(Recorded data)
:::::
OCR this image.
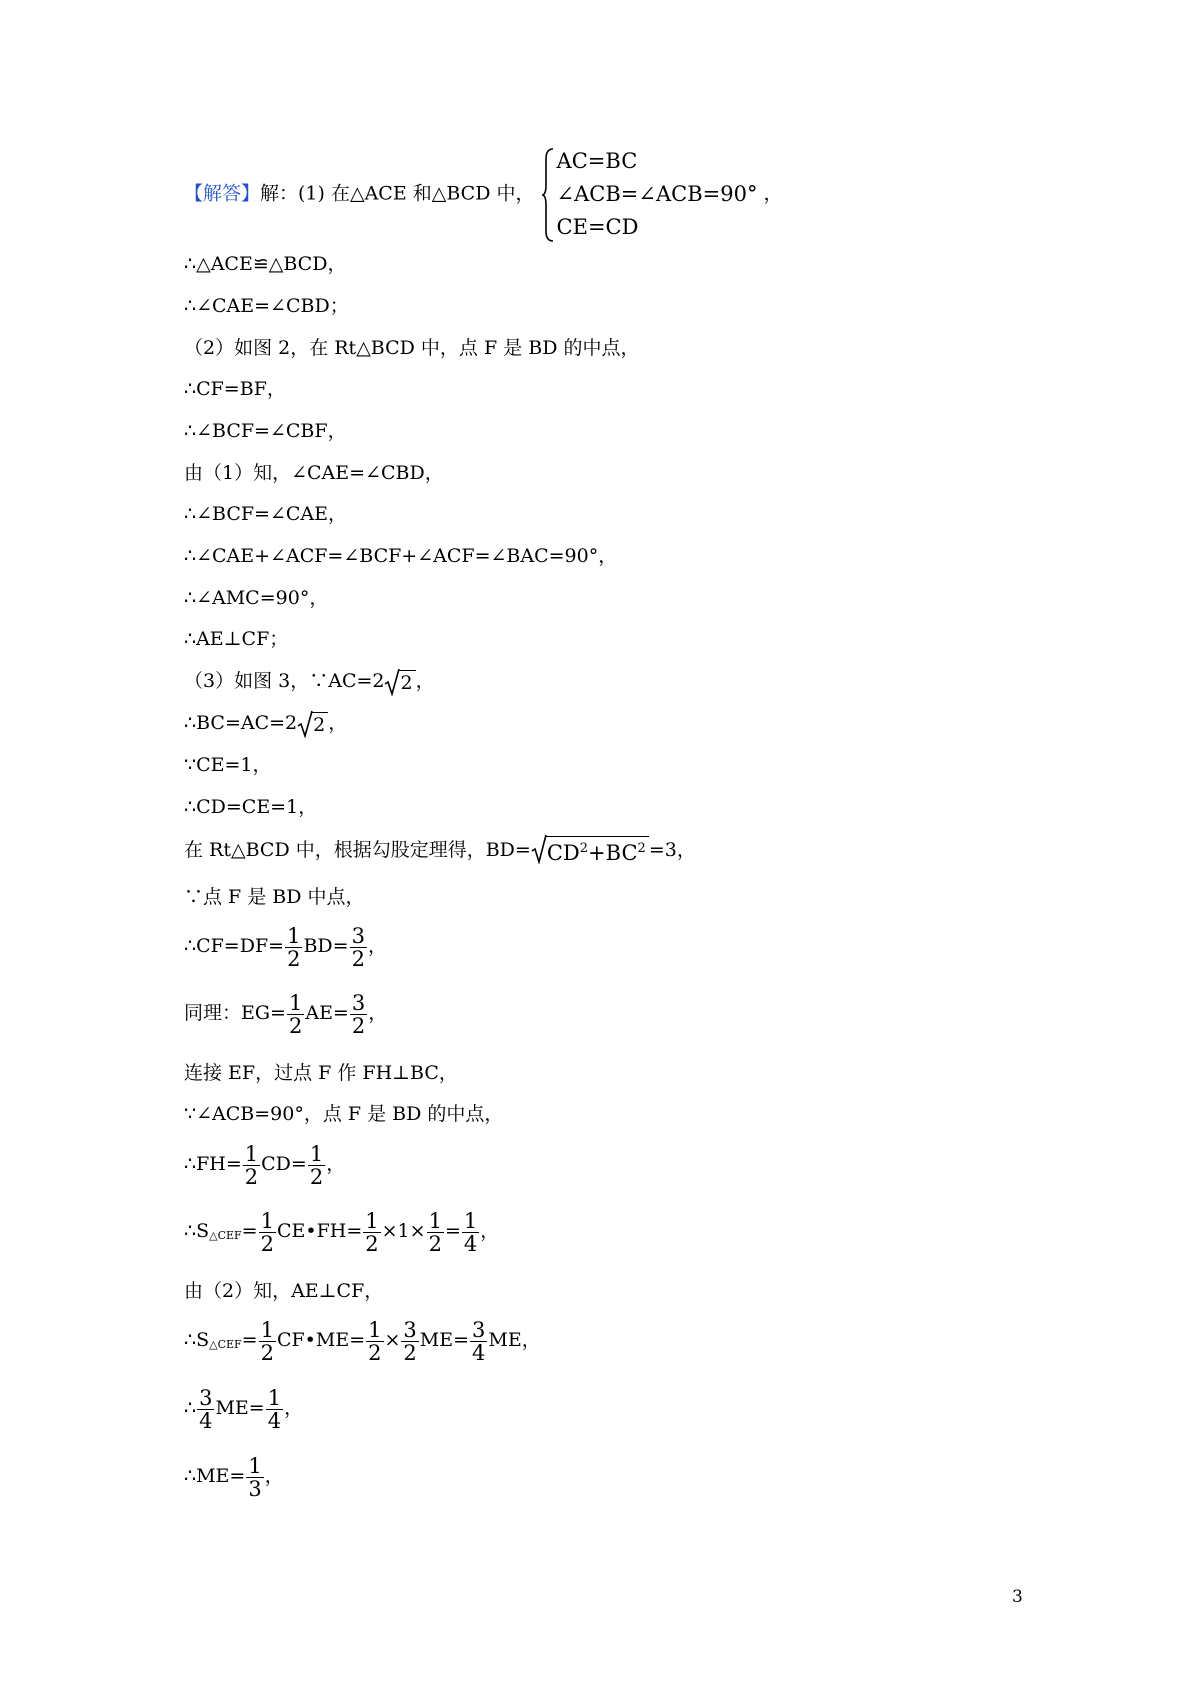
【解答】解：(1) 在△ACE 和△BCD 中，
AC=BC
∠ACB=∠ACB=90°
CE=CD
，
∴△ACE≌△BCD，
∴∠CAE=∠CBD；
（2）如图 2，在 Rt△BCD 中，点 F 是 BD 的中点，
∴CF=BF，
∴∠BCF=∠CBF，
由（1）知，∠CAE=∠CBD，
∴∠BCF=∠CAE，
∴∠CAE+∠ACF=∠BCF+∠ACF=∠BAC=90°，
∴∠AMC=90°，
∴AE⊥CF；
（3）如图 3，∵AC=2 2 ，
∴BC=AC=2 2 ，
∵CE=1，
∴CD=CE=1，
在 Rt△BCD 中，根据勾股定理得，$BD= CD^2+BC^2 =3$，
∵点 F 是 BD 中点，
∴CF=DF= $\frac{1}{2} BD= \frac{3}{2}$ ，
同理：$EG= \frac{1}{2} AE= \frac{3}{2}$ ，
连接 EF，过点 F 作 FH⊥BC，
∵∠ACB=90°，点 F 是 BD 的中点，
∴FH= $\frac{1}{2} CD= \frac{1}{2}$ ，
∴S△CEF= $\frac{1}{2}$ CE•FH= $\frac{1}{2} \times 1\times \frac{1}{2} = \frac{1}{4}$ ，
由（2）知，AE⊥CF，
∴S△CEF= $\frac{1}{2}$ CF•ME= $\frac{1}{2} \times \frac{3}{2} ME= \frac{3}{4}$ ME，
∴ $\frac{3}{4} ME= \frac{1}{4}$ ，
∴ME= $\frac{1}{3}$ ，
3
:::::
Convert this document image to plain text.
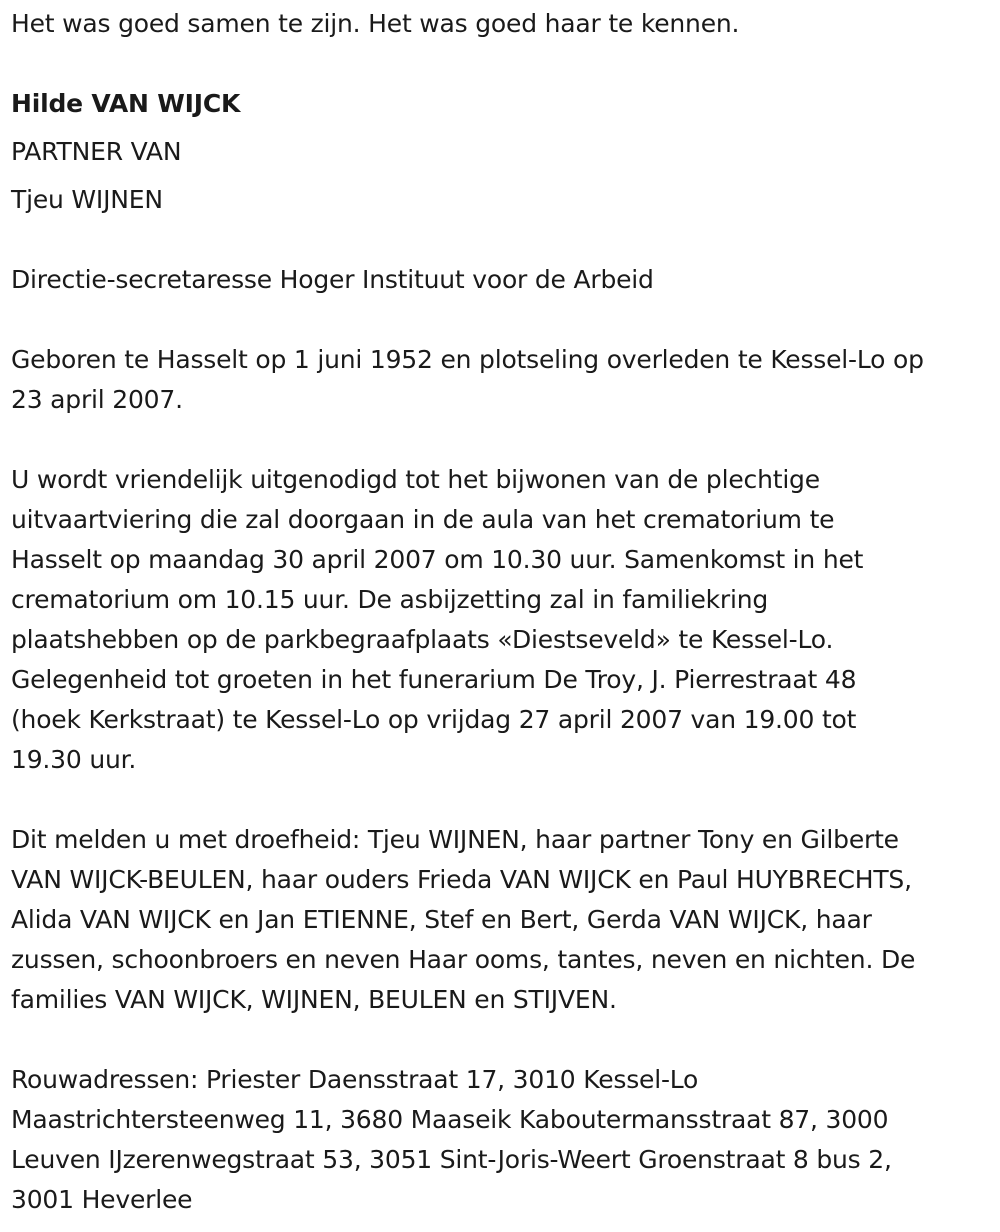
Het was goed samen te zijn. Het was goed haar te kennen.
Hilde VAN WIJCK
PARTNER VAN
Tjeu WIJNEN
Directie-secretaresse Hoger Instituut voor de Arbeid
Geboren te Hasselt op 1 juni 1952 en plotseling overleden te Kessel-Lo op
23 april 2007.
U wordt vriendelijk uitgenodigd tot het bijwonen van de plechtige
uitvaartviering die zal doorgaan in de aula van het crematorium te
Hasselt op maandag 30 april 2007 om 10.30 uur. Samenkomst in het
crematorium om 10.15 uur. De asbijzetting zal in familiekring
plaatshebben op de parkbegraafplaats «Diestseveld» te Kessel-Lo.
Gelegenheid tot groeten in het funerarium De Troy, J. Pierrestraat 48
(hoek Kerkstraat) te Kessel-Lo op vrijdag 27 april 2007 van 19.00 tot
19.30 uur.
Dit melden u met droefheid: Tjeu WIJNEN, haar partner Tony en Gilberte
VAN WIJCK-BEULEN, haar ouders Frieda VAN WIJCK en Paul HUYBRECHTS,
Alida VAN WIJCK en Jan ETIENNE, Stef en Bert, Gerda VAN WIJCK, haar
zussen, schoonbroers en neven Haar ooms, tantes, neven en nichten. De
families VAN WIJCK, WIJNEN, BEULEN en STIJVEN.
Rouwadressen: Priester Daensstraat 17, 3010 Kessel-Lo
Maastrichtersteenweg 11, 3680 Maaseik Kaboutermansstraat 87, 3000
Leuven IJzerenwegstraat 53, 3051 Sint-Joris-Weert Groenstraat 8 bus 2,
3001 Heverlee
:::::
PROMPT >> What number of lines in the records contain the word "times"? Answer with that number alone.

OUTPUT OF THE TASK >> 2